--- Start ---

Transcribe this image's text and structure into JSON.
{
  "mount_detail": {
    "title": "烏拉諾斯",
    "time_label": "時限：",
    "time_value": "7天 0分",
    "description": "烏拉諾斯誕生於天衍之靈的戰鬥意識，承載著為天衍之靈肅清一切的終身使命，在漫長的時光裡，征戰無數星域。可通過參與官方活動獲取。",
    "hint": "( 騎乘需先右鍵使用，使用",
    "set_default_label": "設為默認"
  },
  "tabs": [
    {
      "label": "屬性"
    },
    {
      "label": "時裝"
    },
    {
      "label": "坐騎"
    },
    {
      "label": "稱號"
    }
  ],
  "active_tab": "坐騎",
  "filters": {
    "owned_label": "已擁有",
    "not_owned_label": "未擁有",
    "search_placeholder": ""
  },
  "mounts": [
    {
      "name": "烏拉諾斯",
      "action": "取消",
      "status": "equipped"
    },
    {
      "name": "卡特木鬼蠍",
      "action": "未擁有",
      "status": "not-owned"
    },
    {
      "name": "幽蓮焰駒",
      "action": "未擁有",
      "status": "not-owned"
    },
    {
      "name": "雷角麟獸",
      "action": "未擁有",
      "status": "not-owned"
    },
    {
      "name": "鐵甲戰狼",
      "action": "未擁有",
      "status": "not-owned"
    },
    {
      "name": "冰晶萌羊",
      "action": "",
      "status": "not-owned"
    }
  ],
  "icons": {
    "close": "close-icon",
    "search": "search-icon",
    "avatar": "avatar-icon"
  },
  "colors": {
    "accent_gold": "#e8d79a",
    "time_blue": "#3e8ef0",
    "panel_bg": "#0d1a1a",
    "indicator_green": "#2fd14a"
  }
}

--- End ---

- Problem to solve -
Write the entries again, exactly as they stand.

- Solution to the exercise -
Transcribe this image's text and structure into JSON.
{
  "mount_detail": {
    "title": "烏拉諾斯",
    "time_label": "時限：",
    "time_value": "7天 0分",
    "description": "烏拉諾斯誕生於天衍之靈的戰鬥意識，承載著為天衍之靈肅清一切的終身使命，在漫長的時光裡，征戰無數星域。可通過參與官方活動獲取。",
    "hint": "( 騎乘需先右鍵使用，使用",
    "set_default_label": "設為默認"
  },
  "tabs": [
    {
      "label": "屬性"
    },
    {
      "label": "時裝"
    },
    {
      "label": "坐騎"
    },
    {
      "label": "稱號"
    }
  ],
  "active_tab": "坐騎",
  "filters": {
    "owned_label": "已擁有",
    "not_owned_label": "未擁有",
    "search_placeholder": ""
  },
  "mounts": [
    {
      "name": "烏拉諾斯",
      "action": "取消",
      "status": "equipped"
    },
    {
      "name": "卡特木鬼蠍",
      "action": "未擁有",
      "status": "not-owned"
    },
    {
      "name": "幽蓮焰駒",
      "action": "未擁有",
      "status": "not-owned"
    },
    {
      "name": "雷角麟獸",
      "action": "未擁有",
      "status": "not-owned"
    },
    {
      "name": "鐵甲戰狼",
      "action": "未擁有",
      "status": "not-owned"
    },
    {
      "name": "冰晶萌羊",
      "action": "",
      "status": "not-owned"
    }
  ],
  "icons": {
    "close": "close-icon",
    "search": "search-icon",
    "avatar": "avatar-icon"
  },
  "colors": {
    "accent_gold": "#e8d79a",
    "time_blue": "#3e8ef0",
    "panel_bg": "#0d1a1a",
    "indicator_green": "#2fd14a"
  }
}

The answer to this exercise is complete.